## START EXTRACTED ENTRIES

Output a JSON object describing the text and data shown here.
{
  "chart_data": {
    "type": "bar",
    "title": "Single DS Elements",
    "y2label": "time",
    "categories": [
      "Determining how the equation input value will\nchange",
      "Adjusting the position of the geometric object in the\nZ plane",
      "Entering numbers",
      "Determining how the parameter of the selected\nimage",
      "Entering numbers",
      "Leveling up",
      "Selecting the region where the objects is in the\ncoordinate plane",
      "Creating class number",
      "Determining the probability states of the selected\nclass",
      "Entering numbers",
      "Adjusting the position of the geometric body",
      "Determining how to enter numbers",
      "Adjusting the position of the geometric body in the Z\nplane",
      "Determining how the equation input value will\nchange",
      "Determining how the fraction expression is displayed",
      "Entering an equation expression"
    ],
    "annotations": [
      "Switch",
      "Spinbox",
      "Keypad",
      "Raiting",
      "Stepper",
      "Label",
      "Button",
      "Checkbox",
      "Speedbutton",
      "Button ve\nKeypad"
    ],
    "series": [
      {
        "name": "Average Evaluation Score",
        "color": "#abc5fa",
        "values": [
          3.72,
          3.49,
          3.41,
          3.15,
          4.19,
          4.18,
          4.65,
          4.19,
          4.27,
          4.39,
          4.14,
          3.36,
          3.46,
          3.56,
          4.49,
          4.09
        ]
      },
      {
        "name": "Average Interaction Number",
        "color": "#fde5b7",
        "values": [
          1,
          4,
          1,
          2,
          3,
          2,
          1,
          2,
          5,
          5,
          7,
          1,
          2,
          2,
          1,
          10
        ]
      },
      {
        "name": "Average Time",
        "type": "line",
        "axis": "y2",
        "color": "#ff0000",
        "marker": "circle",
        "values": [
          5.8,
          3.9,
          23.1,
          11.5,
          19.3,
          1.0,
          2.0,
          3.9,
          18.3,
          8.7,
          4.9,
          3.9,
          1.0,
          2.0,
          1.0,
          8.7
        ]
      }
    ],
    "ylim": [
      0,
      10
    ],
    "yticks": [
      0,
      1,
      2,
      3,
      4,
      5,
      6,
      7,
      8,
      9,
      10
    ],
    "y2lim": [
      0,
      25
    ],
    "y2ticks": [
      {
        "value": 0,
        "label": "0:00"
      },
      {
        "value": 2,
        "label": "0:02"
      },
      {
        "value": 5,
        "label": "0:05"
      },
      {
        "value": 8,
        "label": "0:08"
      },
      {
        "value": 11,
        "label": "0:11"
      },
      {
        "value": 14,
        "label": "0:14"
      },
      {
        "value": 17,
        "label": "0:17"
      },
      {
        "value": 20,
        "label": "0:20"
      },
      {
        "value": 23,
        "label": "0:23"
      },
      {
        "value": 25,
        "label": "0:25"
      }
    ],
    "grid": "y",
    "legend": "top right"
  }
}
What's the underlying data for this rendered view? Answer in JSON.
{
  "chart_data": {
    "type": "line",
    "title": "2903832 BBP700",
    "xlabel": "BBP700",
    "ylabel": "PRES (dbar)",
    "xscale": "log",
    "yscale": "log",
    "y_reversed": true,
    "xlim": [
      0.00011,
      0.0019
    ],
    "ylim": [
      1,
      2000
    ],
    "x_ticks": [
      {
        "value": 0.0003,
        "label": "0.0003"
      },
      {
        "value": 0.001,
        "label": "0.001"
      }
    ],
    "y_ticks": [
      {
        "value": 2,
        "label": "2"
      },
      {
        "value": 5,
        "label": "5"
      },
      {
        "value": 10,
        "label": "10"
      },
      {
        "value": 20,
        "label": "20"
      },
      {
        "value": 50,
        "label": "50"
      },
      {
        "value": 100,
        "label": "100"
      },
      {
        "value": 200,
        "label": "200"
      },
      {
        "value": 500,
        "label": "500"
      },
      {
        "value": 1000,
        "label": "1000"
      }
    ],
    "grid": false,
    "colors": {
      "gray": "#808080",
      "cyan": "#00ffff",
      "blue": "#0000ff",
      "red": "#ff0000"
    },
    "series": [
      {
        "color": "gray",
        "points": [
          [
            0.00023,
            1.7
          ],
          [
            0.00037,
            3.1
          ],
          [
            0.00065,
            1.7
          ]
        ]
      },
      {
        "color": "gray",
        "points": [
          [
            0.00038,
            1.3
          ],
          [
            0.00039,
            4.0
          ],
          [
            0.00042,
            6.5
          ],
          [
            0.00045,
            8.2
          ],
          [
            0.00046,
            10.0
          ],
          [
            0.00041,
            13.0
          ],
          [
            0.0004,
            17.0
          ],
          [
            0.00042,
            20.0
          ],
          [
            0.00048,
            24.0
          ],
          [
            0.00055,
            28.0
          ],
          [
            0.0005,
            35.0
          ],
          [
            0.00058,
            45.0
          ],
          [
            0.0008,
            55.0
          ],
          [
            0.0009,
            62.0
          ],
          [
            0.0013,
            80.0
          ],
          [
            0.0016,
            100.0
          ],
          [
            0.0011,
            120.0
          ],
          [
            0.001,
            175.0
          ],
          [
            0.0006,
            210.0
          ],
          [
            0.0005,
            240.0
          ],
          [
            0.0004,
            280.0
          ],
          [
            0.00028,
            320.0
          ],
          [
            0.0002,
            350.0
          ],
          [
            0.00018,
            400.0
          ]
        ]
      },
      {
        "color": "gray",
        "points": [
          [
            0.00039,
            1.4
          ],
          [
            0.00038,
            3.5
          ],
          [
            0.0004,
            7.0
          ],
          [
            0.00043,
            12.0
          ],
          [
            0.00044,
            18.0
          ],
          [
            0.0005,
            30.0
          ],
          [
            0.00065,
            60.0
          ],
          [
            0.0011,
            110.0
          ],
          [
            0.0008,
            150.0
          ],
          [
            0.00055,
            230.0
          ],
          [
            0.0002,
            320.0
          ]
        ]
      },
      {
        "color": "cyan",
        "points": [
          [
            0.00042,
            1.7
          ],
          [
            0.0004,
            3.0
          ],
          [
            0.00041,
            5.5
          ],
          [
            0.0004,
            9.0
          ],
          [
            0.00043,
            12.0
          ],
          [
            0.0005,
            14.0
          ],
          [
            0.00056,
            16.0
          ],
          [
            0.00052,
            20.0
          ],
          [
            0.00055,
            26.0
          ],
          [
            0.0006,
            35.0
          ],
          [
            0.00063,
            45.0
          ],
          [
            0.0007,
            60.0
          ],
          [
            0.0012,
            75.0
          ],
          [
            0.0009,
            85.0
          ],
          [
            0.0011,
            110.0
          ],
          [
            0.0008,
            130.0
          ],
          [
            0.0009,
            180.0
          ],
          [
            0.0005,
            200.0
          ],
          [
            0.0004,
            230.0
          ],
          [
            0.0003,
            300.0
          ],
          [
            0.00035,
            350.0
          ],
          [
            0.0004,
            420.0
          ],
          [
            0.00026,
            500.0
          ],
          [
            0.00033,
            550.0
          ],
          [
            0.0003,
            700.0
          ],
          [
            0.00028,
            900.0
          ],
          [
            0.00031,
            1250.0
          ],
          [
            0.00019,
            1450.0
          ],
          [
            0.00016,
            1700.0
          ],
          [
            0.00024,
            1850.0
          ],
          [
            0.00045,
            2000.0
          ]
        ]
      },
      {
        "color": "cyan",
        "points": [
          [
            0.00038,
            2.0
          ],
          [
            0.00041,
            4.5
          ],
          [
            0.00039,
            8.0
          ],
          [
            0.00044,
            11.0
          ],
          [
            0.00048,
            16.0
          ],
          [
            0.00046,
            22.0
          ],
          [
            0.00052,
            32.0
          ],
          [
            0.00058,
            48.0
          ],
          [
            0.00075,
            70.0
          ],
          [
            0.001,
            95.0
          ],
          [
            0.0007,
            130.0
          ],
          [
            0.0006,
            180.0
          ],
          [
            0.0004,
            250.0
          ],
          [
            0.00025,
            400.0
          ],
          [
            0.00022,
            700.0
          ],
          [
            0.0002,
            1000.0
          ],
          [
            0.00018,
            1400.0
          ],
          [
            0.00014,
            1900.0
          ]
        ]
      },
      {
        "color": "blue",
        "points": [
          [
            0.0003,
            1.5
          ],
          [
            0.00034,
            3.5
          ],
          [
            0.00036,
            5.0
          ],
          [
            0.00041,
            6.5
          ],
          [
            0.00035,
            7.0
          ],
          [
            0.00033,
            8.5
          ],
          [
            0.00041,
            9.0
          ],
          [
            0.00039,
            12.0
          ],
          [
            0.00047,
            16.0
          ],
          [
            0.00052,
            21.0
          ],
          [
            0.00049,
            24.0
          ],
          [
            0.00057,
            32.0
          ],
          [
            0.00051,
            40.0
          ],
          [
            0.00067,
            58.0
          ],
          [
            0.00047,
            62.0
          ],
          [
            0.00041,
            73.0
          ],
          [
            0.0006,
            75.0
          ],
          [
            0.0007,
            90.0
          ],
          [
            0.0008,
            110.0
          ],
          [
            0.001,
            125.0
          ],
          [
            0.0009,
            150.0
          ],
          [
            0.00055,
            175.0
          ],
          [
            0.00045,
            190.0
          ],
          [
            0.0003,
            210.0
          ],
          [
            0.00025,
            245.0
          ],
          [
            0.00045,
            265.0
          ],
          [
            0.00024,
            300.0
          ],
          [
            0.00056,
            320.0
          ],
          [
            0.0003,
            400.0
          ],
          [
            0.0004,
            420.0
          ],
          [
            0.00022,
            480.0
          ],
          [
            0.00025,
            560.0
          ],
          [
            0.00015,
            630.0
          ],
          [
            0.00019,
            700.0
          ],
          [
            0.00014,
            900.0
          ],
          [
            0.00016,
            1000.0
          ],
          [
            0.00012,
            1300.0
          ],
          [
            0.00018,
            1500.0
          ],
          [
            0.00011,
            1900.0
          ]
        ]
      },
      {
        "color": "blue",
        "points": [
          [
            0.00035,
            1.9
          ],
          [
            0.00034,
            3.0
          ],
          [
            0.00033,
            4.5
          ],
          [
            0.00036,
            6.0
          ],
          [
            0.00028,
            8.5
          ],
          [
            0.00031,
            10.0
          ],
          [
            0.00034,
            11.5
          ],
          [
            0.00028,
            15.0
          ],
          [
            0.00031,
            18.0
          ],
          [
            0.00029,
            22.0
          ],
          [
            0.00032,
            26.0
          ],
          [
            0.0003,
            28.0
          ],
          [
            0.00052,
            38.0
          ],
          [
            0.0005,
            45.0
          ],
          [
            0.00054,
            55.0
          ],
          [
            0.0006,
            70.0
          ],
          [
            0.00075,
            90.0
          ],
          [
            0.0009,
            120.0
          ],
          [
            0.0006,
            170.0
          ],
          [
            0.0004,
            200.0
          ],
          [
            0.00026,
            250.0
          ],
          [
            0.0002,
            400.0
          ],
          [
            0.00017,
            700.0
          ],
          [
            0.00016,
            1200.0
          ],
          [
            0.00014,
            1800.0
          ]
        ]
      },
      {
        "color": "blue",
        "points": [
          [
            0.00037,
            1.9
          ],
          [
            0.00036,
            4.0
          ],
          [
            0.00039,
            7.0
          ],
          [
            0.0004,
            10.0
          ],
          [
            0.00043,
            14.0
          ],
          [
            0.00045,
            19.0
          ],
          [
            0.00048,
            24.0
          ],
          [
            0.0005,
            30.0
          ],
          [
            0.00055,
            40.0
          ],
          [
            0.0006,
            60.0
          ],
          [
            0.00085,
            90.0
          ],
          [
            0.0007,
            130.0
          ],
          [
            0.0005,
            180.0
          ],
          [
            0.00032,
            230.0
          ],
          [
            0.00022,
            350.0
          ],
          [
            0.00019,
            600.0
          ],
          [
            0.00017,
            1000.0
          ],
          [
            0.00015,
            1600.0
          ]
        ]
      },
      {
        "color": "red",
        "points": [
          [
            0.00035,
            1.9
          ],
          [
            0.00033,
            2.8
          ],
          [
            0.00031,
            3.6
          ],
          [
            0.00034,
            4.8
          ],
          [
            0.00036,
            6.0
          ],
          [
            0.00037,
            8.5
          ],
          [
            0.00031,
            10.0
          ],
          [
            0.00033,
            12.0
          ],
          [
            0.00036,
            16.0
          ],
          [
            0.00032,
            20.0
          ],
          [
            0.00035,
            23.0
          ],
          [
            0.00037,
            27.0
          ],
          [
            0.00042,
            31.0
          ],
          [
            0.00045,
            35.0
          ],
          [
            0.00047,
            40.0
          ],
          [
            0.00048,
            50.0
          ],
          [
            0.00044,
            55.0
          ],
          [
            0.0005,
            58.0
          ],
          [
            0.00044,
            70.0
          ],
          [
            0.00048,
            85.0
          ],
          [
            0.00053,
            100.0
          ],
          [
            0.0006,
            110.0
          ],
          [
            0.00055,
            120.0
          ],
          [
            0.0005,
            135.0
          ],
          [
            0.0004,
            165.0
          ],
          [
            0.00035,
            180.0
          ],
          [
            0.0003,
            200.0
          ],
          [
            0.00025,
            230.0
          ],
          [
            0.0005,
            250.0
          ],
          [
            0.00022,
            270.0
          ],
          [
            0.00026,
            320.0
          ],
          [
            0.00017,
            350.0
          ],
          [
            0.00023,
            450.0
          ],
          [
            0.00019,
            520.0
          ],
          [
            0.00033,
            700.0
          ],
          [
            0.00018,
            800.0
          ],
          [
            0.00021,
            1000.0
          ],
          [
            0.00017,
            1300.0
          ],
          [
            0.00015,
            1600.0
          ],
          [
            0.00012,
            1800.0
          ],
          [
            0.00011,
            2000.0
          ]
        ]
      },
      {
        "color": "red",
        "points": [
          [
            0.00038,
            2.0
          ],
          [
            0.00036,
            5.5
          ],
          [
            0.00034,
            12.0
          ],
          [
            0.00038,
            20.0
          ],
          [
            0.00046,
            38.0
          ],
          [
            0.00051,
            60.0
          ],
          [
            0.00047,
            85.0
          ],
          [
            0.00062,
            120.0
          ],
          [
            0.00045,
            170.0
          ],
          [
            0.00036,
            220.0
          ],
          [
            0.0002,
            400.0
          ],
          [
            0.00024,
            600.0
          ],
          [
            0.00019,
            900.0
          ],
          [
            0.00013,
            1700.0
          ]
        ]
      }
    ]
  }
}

## END EXTRACTED ENTRIES

PROMPT - Return each line of the listing that holds the string "geometric".

RESPONSE TO THE EXERCISE -
      "Adjusting the position of the geometric object in the\nZ plane",
      "Adjusting the position of the geometric body",
      "Adjusting the position of the geometric body in the Z\nplane",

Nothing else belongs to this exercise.